══ INFORMATION SUPPLIED ══

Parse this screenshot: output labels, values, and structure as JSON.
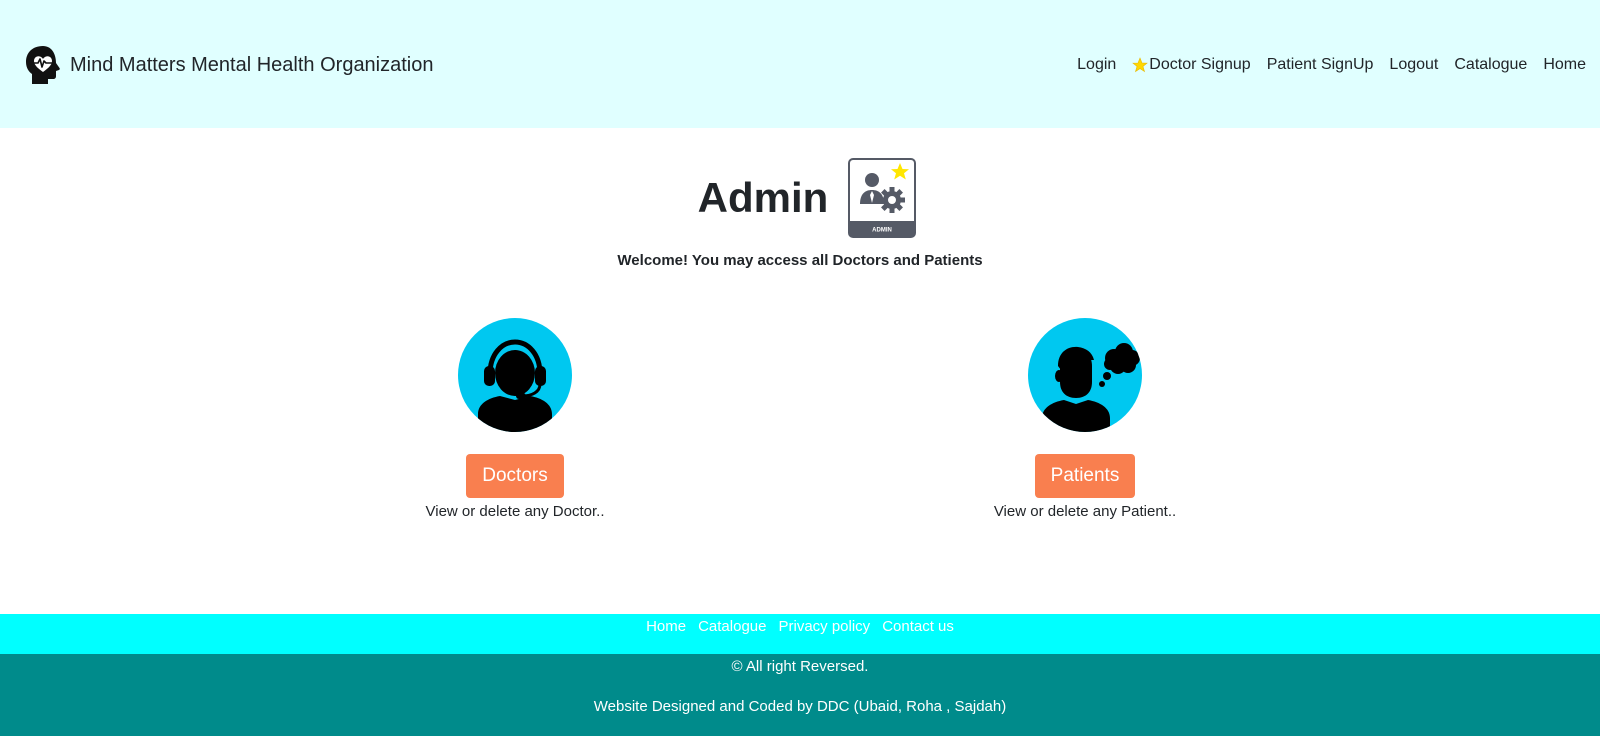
{
  "brand": {
    "name": "Mind Matters Mental Health Organization",
    "logo_icon": "head-heartbeat-icon"
  },
  "nav": {
    "items": [
      {
        "label": "Login"
      },
      {
        "label": "Doctor Signup",
        "icon": "star-icon"
      },
      {
        "label": "Patient SignUp"
      },
      {
        "label": "Logout"
      },
      {
        "label": "Catalogue"
      },
      {
        "label": "Home"
      }
    ]
  },
  "main": {
    "title": "Admin",
    "badge_icon": "admin-badge-icon",
    "badge_text": "ADMIN",
    "welcome": "Welcome! You may access all Doctors and Patients",
    "cards": [
      {
        "icon": "doctor-headset-icon",
        "button": "Doctors",
        "description": "View or delete any Doctor.."
      },
      {
        "icon": "patient-thinking-icon",
        "button": "Patients",
        "description": "View or delete any Patient.."
      }
    ]
  },
  "footer": {
    "links": [
      "Home",
      "Catalogue",
      "Privacy policy",
      "Contact us"
    ],
    "copyright": "© All right Reversed.",
    "credits": "Website Designed and Coded by DDC (Ubaid, Roha , Sajdah)"
  },
  "colors": {
    "navbar_bg": "#e0ffff",
    "accent_circle": "#00c8f0",
    "button_bg": "#f97f4f",
    "footer_links_bg": "#00ffff",
    "footer_bottom_bg": "#008b8b",
    "star": "#ffd700"
  }
}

═══

• _TASK TO COMPLETE_:
Copy, from the material above, each line in which the string "delete" occurs.

• _RESPONSE TO THE TASK_:
        "description": "View or delete any Doctor.."
        "description": "View or delete any Patient.."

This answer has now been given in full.